Exercise directions:
Reproduce all records exactly.

Rows from a figure dataset:
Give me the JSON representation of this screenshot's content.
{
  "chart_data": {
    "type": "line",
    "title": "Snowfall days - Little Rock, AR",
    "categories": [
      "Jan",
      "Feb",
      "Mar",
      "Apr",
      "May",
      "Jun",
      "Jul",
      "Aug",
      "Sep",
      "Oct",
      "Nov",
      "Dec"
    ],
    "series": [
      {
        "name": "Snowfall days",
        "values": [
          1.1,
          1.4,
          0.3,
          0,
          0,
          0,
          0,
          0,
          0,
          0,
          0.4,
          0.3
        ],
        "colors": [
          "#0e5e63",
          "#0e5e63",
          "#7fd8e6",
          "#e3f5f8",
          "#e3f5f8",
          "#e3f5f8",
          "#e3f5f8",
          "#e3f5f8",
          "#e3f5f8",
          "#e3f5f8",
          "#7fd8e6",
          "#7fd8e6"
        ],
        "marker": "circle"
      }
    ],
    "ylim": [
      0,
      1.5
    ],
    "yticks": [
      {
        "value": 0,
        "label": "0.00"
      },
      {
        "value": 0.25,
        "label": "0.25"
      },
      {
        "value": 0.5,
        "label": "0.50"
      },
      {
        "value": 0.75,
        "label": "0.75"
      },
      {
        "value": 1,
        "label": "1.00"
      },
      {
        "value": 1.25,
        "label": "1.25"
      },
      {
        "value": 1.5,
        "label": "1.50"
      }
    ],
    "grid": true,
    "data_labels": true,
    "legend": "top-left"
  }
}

Task response:
Give me the JSON representation of this screenshot's content.
{
  "chart_data": {
    "type": "line",
    "title": "Snowfall days - Little Rock, AR",
    "categories": [
      "Jan",
      "Feb",
      "Mar",
      "Apr",
      "May",
      "Jun",
      "Jul",
      "Aug",
      "Sep",
      "Oct",
      "Nov",
      "Dec"
    ],
    "series": [
      {
        "name": "Snowfall days",
        "values": [
          1.1,
          1.4,
          0.3,
          0,
          0,
          0,
          0,
          0,
          0,
          0,
          0.4,
          0.3
        ],
        "colors": [
          "#0e5e63",
          "#0e5e63",
          "#7fd8e6",
          "#e3f5f8",
          "#e3f5f8",
          "#e3f5f8",
          "#e3f5f8",
          "#e3f5f8",
          "#e3f5f8",
          "#e3f5f8",
          "#7fd8e6",
          "#7fd8e6"
        ],
        "marker": "circle"
      }
    ],
    "ylim": [
      0,
      1.5
    ],
    "yticks": [
      {
        "value": 0,
        "label": "0.00"
      },
      {
        "value": 0.25,
        "label": "0.25"
      },
      {
        "value": 0.5,
        "label": "0.50"
      },
      {
        "value": 0.75,
        "label": "0.75"
      },
      {
        "value": 1,
        "label": "1.00"
      },
      {
        "value": 1.25,
        "label": "1.25"
      },
      {
        "value": 1.5,
        "label": "1.50"
      }
    ],
    "grid": true,
    "data_labels": true,
    "legend": "top-left"
  }
}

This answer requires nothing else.